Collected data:
= = = = = = =

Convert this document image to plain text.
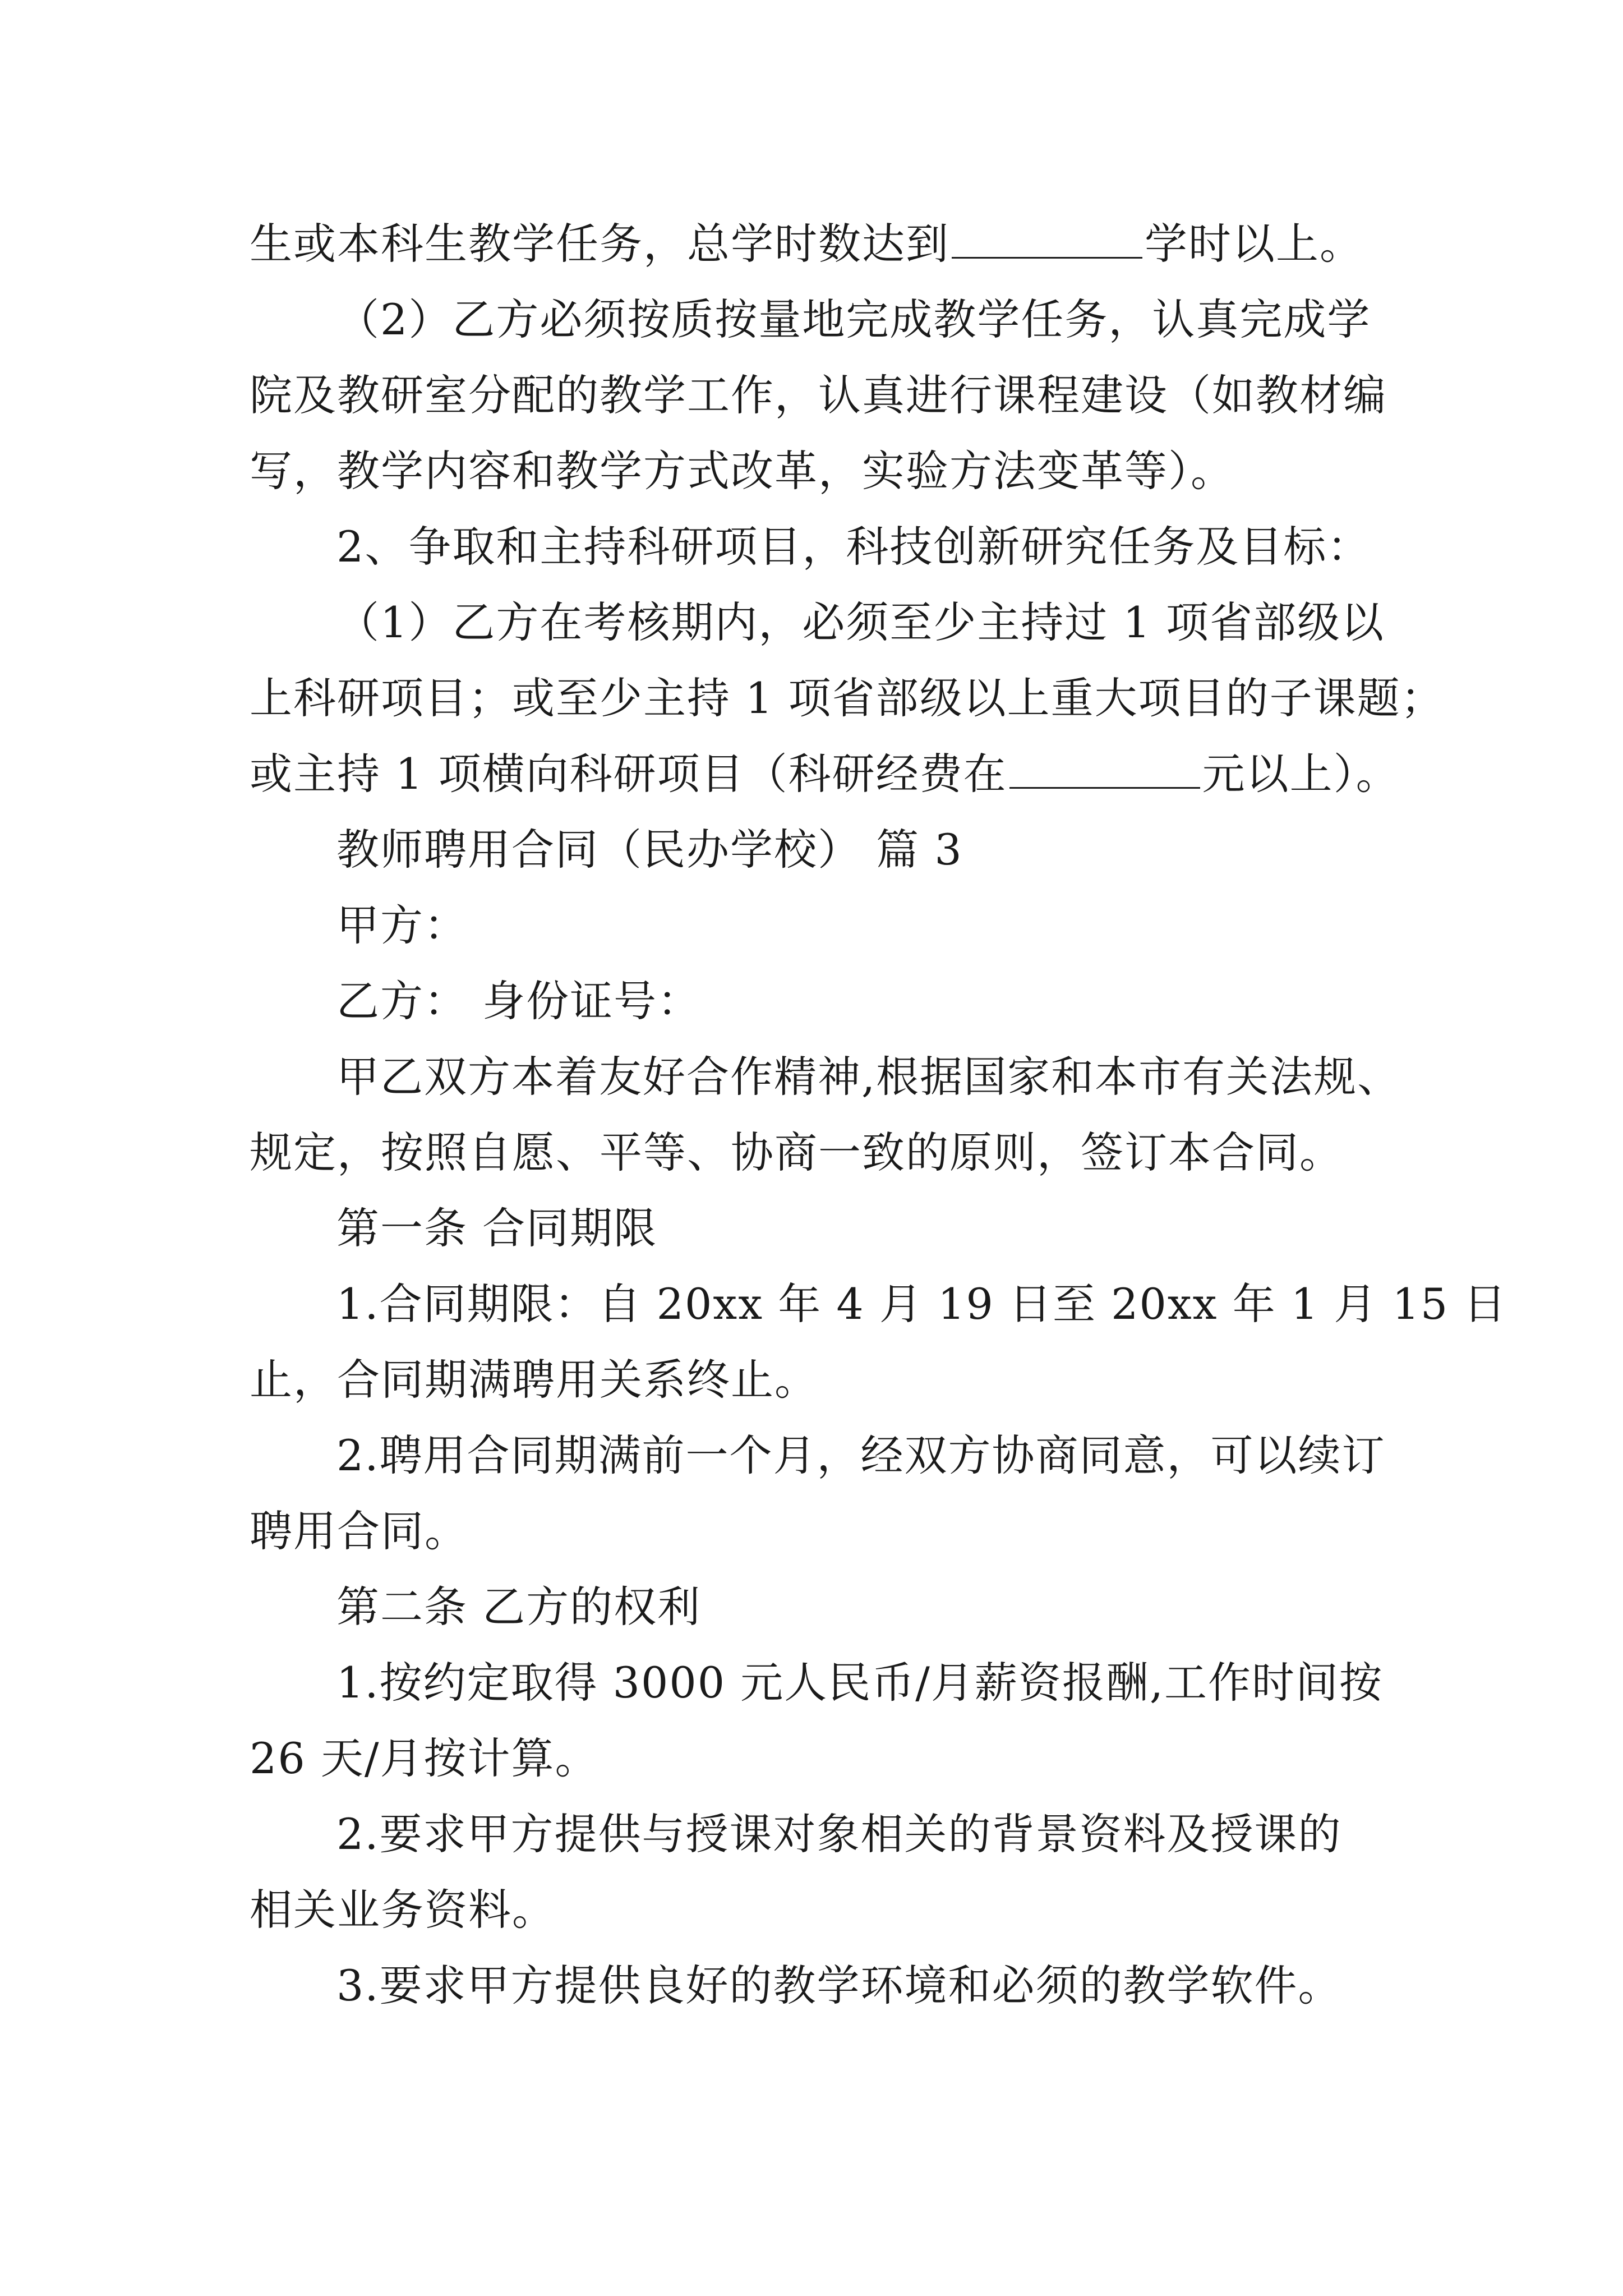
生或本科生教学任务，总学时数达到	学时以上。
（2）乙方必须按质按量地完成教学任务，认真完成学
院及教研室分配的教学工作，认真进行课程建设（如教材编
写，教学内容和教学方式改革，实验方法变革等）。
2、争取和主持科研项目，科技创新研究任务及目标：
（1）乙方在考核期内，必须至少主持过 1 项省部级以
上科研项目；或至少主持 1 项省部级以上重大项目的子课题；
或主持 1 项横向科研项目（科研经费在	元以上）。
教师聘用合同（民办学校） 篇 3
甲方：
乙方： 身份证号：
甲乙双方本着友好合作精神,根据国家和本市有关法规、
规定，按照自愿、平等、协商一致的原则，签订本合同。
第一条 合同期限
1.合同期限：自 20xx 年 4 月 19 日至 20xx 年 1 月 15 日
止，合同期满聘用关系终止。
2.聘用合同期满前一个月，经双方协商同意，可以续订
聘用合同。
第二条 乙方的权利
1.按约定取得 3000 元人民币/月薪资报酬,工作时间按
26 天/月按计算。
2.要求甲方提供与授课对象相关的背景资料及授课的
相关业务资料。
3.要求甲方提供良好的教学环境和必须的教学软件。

= = = = = = =

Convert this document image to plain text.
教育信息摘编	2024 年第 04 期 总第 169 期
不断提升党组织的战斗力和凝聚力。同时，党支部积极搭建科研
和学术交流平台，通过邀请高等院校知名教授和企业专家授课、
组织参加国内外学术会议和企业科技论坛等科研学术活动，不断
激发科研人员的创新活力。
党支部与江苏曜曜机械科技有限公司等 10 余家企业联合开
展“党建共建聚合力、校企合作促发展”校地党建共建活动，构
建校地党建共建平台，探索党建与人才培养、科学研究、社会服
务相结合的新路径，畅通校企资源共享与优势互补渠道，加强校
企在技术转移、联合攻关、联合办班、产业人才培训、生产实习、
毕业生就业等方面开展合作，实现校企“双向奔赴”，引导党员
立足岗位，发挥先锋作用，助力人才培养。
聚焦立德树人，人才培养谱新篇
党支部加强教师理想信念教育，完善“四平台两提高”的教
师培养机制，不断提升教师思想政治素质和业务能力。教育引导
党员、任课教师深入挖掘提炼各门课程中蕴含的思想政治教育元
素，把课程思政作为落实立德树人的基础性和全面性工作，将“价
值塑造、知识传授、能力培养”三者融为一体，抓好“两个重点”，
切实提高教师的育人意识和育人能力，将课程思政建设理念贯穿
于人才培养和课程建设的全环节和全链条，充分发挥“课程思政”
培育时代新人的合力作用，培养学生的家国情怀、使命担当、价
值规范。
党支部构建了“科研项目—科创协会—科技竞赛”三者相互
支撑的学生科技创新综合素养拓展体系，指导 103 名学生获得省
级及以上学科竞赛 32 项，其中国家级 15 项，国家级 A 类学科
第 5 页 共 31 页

= = = = = = =

Copy every line of the listing that includes the string "合同期限".

> _CORRECT RESPONSE_:
第一条 合同期限
1.合同期限：自 20xx 年 4 月 19 日至 20xx 年 1 月 15 日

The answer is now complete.